WRITTEN PROBLEM =>
Retype the whole listing verbatim and keep the pictures out of it.

Stored entries =>
^^^^

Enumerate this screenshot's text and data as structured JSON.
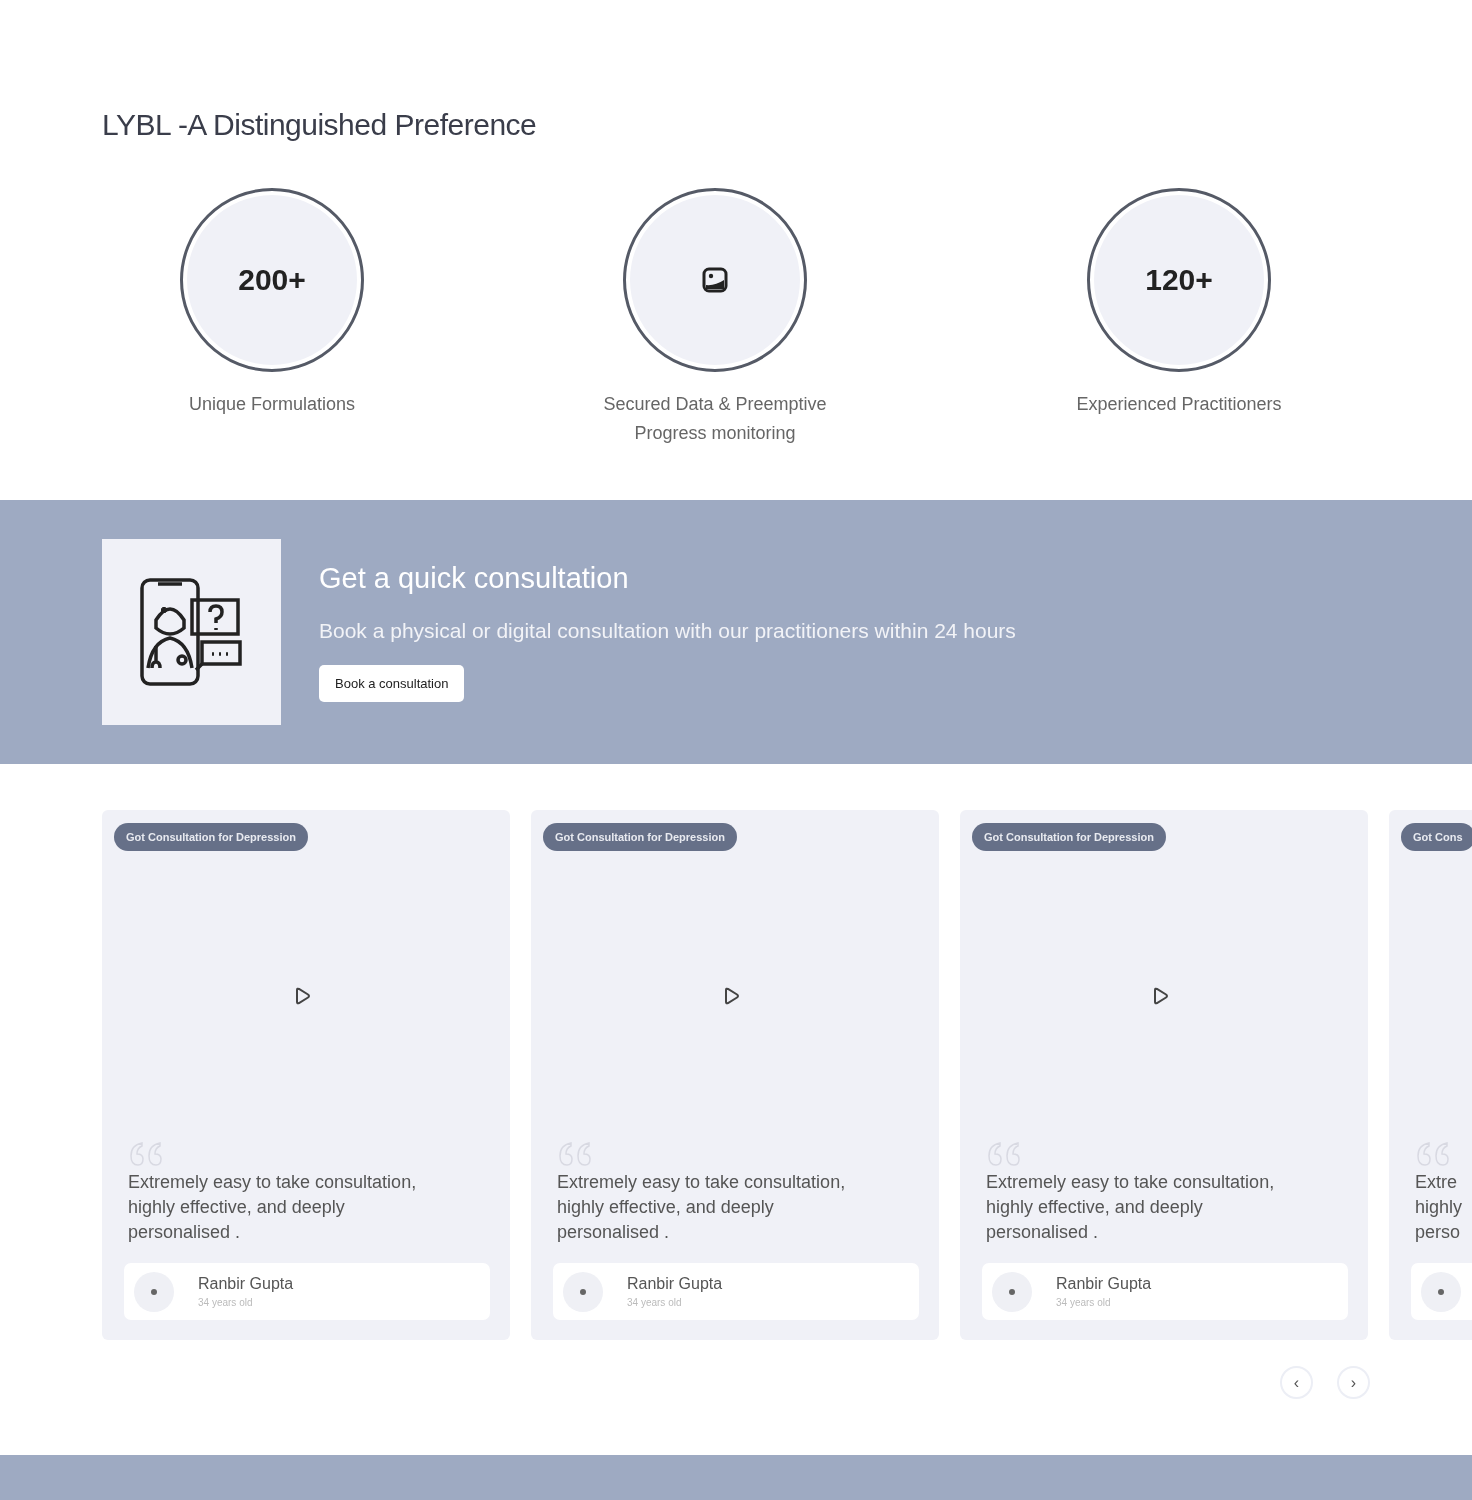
{
  "heading": "LYBL -A Distinguished Preference",
  "stats": [
    {
      "kind": "number",
      "value": "200+",
      "label": "Unique Formulations"
    },
    {
      "kind": "image",
      "label": "Secured Data & Preemptive Progress monitoring"
    },
    {
      "kind": "number",
      "value": "120+",
      "label": "Experienced Practitioners"
    }
  ],
  "banner": {
    "title": "Get a quick consultation",
    "subtitle": "Book a physical or digital consultation with our practitioners within 24 hours",
    "button": "Book a consultation"
  },
  "testimonials": [
    {
      "tag": "Got Consultation for Depression",
      "quote_lines": [
        "Extremely easy to take consultation,",
        "highly effective, and deeply",
        "personalised ."
      ],
      "name": "Ranbir Gupta",
      "age": "34 years old"
    },
    {
      "tag": "Got Consultation for Depression",
      "quote_lines": [
        "Extremely easy to take consultation,",
        "highly effective, and deeply",
        "personalised ."
      ],
      "name": "Ranbir Gupta",
      "age": "34 years old"
    },
    {
      "tag": "Got Consultation for Depression",
      "quote_lines": [
        "Extremely easy to take consultation,",
        "highly effective, and deeply",
        "personalised ."
      ],
      "name": "Ranbir Gupta",
      "age": "34 years old"
    },
    {
      "tag": "Got Cons",
      "quote_lines": [
        "Extre",
        "highly",
        "perso"
      ]
    }
  ],
  "carousel_nav": {
    "prev": "‹",
    "next": "›"
  }
}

^^^^

ANSWER TO THIS TASK =>
Enumerate this screenshot's text and data as structured JSON.
{
  "heading": "LYBL -A Distinguished Preference",
  "stats": [
    {
      "kind": "number",
      "value": "200+",
      "label": "Unique Formulations"
    },
    {
      "kind": "image",
      "label": "Secured Data & Preemptive Progress monitoring"
    },
    {
      "kind": "number",
      "value": "120+",
      "label": "Experienced Practitioners"
    }
  ],
  "banner": {
    "title": "Get a quick consultation",
    "subtitle": "Book a physical or digital consultation with our practitioners within 24 hours",
    "button": "Book a consultation"
  },
  "testimonials": [
    {
      "tag": "Got Consultation for Depression",
      "quote_lines": [
        "Extremely easy to take consultation,",
        "highly effective, and deeply",
        "personalised ."
      ],
      "name": "Ranbir Gupta",
      "age": "34 years old"
    },
    {
      "tag": "Got Consultation for Depression",
      "quote_lines": [
        "Extremely easy to take consultation,",
        "highly effective, and deeply",
        "personalised ."
      ],
      "name": "Ranbir Gupta",
      "age": "34 years old"
    },
    {
      "tag": "Got Consultation for Depression",
      "quote_lines": [
        "Extremely easy to take consultation,",
        "highly effective, and deeply",
        "personalised ."
      ],
      "name": "Ranbir Gupta",
      "age": "34 years old"
    },
    {
      "tag": "Got Cons",
      "quote_lines": [
        "Extre",
        "highly",
        "perso"
      ]
    }
  ],
  "carousel_nav": {
    "prev": "‹",
    "next": "›"
  }
}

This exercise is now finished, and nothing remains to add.